# [STATED PROBLEM]
Wherever the word "logo" shows up in a line, please copy that line.

※

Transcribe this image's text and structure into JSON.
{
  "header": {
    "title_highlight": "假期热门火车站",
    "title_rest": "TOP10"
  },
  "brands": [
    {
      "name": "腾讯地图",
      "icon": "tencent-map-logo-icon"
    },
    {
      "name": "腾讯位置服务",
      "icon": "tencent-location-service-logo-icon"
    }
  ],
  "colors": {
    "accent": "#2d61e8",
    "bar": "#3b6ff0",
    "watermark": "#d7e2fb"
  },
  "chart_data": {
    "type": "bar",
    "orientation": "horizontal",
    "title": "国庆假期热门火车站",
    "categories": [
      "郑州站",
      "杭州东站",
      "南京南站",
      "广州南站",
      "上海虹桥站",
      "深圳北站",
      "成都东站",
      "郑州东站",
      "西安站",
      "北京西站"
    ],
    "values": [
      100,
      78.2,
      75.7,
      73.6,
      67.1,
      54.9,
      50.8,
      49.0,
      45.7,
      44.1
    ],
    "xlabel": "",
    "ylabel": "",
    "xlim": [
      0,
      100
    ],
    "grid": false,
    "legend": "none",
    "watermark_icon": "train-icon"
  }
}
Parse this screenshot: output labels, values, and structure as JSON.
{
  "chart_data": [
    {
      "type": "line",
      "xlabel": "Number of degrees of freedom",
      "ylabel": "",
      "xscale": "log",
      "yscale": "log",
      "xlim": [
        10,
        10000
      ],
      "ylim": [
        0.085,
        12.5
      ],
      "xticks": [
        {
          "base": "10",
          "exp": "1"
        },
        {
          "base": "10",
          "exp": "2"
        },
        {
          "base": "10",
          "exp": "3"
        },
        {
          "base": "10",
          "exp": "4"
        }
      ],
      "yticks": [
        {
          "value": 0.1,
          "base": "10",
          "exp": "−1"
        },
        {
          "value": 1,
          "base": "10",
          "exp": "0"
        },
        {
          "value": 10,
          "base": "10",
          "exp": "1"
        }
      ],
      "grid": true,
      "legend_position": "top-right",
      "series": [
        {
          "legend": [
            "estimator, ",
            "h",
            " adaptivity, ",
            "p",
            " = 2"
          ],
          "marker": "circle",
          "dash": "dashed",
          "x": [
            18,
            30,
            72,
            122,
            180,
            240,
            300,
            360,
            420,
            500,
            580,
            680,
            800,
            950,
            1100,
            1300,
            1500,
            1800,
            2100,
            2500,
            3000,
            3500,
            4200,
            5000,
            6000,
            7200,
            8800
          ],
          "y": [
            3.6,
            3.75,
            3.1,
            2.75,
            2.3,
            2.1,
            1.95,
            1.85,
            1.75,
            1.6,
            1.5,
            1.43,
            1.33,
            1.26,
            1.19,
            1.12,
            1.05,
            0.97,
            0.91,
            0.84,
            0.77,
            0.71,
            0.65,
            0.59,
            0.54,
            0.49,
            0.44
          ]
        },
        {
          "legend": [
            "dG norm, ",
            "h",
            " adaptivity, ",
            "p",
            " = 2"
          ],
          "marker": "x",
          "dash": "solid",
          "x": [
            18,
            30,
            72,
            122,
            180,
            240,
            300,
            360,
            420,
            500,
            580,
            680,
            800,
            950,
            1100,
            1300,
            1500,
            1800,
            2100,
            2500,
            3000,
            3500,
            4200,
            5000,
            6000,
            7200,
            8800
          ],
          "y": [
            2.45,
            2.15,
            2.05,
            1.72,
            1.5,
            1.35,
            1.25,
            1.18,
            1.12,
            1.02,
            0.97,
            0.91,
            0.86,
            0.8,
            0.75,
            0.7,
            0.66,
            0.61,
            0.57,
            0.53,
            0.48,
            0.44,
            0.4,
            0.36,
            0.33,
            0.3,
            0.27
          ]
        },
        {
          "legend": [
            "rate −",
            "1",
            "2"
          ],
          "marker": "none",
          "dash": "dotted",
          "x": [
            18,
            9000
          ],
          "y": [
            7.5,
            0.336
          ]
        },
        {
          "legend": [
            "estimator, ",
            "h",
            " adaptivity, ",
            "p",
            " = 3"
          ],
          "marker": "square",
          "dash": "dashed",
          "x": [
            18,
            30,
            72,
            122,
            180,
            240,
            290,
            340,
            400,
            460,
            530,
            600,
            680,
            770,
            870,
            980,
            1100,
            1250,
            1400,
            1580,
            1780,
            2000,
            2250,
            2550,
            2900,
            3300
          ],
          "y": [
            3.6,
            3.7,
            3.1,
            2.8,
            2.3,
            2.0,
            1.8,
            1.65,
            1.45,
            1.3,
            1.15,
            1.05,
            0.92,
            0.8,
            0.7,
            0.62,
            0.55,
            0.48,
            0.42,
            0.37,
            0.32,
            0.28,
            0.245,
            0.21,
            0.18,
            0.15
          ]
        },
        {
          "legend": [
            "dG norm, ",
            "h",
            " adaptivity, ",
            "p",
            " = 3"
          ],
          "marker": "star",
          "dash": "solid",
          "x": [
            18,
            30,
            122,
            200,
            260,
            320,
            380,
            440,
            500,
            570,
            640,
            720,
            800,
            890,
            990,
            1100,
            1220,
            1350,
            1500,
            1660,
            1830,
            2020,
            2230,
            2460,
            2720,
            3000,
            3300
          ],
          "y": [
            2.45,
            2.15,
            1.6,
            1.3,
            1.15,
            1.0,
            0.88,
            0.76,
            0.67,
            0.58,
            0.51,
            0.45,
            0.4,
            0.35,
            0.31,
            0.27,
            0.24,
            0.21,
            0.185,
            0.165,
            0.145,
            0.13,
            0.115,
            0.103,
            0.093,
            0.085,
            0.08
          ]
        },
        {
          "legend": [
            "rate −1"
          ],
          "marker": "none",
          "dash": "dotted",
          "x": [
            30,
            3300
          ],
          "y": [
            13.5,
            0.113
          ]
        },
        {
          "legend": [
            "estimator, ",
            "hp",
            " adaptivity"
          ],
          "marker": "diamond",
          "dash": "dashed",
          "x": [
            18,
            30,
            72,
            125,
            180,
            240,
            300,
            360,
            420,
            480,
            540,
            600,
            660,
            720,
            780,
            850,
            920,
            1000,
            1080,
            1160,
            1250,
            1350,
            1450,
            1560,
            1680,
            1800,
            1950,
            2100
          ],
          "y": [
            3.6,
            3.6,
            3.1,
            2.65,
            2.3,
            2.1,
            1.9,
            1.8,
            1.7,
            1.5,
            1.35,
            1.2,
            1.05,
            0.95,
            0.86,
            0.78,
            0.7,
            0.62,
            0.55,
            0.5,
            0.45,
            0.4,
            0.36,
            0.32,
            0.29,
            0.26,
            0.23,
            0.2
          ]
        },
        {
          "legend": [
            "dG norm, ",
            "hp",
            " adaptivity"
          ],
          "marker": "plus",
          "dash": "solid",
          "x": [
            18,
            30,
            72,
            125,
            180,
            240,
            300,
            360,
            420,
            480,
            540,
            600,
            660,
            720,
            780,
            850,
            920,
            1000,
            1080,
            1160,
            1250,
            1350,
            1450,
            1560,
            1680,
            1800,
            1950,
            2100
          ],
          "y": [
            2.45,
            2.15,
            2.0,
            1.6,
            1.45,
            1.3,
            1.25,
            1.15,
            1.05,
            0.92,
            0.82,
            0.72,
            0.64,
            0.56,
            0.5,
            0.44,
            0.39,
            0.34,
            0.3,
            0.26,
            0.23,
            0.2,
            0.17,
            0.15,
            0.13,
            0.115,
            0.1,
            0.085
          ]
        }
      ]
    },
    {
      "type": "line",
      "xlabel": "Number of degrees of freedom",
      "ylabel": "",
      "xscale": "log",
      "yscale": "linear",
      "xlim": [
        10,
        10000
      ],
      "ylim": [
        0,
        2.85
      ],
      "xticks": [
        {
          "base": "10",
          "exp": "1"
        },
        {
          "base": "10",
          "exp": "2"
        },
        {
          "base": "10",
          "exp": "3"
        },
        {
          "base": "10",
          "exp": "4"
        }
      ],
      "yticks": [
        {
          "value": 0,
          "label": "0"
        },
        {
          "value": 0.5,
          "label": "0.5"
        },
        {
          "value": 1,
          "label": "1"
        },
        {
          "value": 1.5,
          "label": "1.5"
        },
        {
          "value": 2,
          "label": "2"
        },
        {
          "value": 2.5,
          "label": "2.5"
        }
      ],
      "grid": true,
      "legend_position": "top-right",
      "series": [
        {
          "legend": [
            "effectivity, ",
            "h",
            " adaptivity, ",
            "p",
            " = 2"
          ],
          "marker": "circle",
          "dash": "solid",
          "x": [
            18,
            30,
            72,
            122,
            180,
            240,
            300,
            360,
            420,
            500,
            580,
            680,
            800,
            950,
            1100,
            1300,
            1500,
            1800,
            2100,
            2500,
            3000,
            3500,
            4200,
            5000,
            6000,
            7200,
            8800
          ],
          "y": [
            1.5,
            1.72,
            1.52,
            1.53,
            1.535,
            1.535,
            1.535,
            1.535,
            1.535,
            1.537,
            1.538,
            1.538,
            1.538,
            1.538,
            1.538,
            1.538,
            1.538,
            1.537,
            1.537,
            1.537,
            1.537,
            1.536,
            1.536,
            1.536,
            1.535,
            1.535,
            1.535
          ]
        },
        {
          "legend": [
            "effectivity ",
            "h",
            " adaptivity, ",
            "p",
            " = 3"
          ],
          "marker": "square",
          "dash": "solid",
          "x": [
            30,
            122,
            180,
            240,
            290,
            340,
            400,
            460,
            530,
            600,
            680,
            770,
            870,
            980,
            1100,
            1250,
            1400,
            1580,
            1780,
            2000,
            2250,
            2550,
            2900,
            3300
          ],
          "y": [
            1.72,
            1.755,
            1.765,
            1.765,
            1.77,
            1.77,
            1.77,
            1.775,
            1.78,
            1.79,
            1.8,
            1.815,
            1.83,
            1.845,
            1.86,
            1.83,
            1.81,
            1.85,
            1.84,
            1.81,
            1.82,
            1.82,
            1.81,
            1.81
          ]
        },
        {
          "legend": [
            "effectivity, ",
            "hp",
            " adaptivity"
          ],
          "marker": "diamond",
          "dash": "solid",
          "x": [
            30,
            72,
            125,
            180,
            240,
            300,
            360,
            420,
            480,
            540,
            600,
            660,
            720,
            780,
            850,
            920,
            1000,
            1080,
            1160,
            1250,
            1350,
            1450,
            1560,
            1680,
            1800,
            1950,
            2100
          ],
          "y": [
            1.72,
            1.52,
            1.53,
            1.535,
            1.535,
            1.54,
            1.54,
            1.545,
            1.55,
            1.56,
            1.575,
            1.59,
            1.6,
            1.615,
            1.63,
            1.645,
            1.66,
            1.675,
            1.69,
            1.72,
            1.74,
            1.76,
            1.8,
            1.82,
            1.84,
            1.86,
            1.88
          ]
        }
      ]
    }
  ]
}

※

# [COMPLETED TASK]
      "icon": "tencent-map-logo-icon"
      "icon": "tencent-location-service-logo-icon"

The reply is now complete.